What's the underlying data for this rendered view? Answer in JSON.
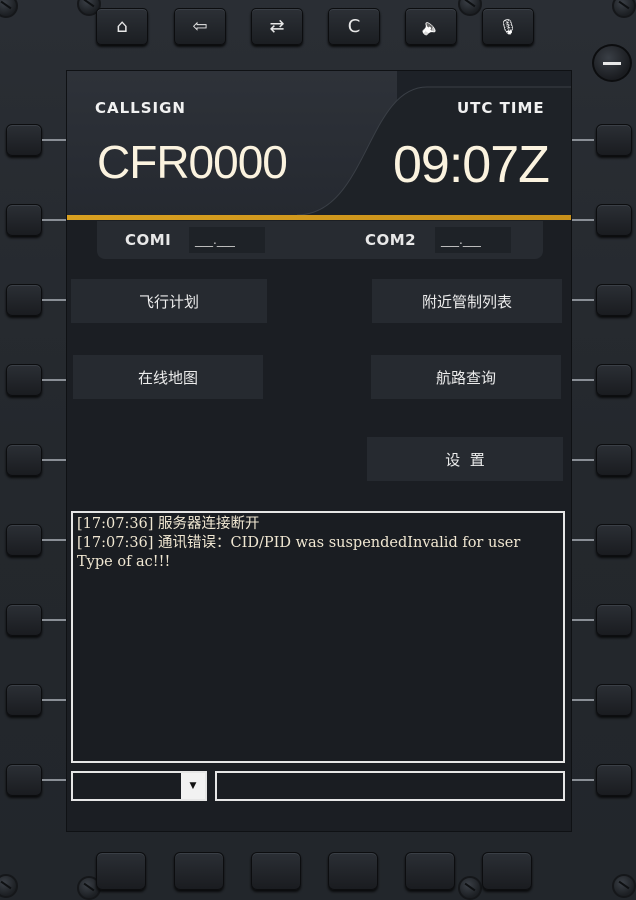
{
  "toolbar": {
    "home_icon": "⌂",
    "back_icon": "⇦",
    "swap_icon": "⇄",
    "clear_label": "C",
    "speaker_icon": "🔈",
    "mic_icon": "🎙"
  },
  "header": {
    "callsign_label": "CALLSIGN",
    "callsign_value": "CFR0000",
    "utc_label": "UTC TIME",
    "utc_value": "09:07Z"
  },
  "com": {
    "com1_label": "COMI",
    "com1_value": "___.___",
    "com2_label": "COM2",
    "com2_value": "___.___"
  },
  "menu": {
    "flight_plan": "飞行计划",
    "nearby_atc": "附近管制列表",
    "online_map": "在线地图",
    "route_query": "航路查询",
    "settings": "设  置"
  },
  "log": {
    "lines": "[17:07:36] 服务器连接断开\n[17:07:36] 通讯错误：CID/PID was suspendedInvalid for user Type of ac!!!"
  },
  "input": {
    "select_value": "",
    "text_value": ""
  },
  "colors": {
    "accent_gold": "#d9a020",
    "screen_bg": "#1b1e23",
    "button_bg": "#262a30",
    "text_cream": "#fbf3df"
  }
}
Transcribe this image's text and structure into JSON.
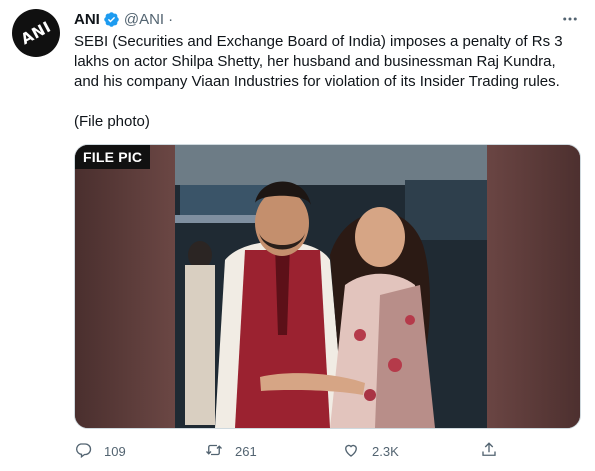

## The task
Within the entries above, work out how many lines contain the word "JSON". The number alone is the answer.

## Result below
2